PROBLEM DETAILS |
Every record must be transcribed in its entirety, apart from the images, which are to be omitted.

Data excerpts |
══════

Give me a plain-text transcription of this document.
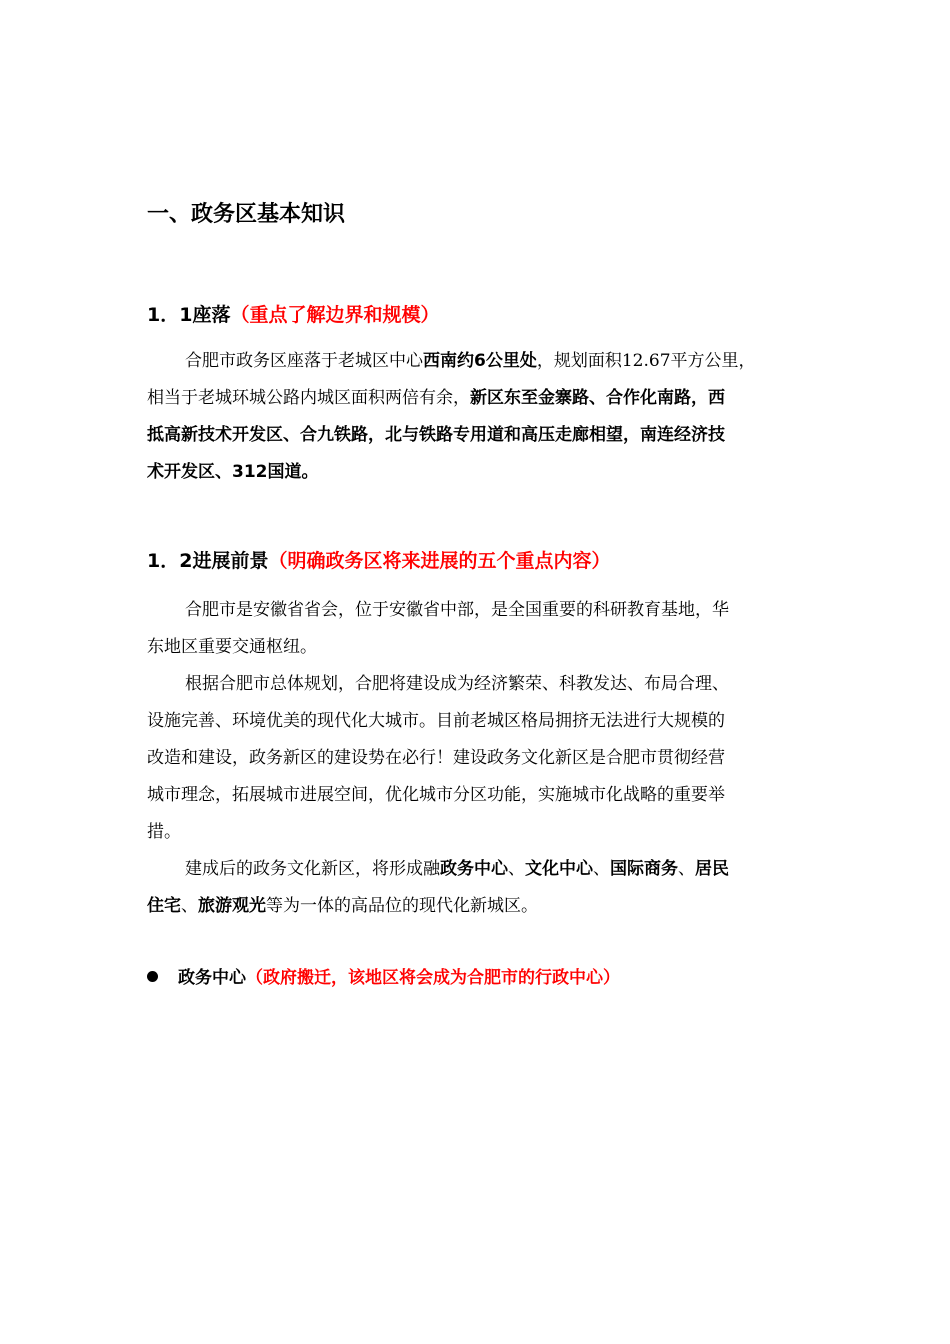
一、政务区基本知识
1．1座落（重点了解边界和规模）
合肥市政务区座落于老城区中心西南约6公里处，规划面积12.67平方公里，
相当于老城环城公路内城区面积两倍有余，新区东至金寨路、合作化南路，西
抵高新技术开发区、合九铁路，北与铁路专用道和高压走廊相望，南连经济技
术开发区、312国道。
1．2进展前景（明确政务区将来进展的五个重点内容）
合肥市是安徽省省会，位于安徽省中部，是全国重要的科研教育基地，华
东地区重要交通枢纽。
根据合肥市总体规划，合肥将建设成为经济繁荣、科教发达、布局合理、
设施完善、环境优美的现代化大城市。目前老城区格局拥挤无法进行大规模的
改造和建设，政务新区的建设势在必行！建设政务文化新区是合肥市贯彻经营
城市理念，拓展城市进展空间，优化城市分区功能，实施城市化战略的重要举
措。
建成后的政务文化新区，将形成融政务中心、文化中心、国际商务、居民
住宅、旅游观光等为一体的高品位的现代化新城区。
政务中心（政府搬迁，该地区将会成为合肥市的行政中心）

══════

ANSWER TO THE TASK |
Give me a plain-text transcription of this document.
一、政务区基本知识
1．1座落（重点了解边界和规模）
合肥市政务区座落于老城区中心西南约6公里处，规划面积12.67平方公里，
相当于老城环城公路内城区面积两倍有余，新区东至金寨路、合作化南路，西
抵高新技术开发区、合九铁路，北与铁路专用道和高压走廊相望，南连经济技
术开发区、312国道。
1．2进展前景（明确政务区将来进展的五个重点内容）
合肥市是安徽省省会，位于安徽省中部，是全国重要的科研教育基地，华
东地区重要交通枢纽。
根据合肥市总体规划，合肥将建设成为经济繁荣、科教发达、布局合理、
设施完善、环境优美的现代化大城市。目前老城区格局拥挤无法进行大规模的
改造和建设，政务新区的建设势在必行！建设政务文化新区是合肥市贯彻经营
城市理念，拓展城市进展空间，优化城市分区功能，实施城市化战略的重要举
措。
建成后的政务文化新区，将形成融政务中心、文化中心、国际商务、居民
住宅、旅游观光等为一体的高品位的现代化新城区。
政务中心（政府搬迁，该地区将会成为合肥市的行政中心）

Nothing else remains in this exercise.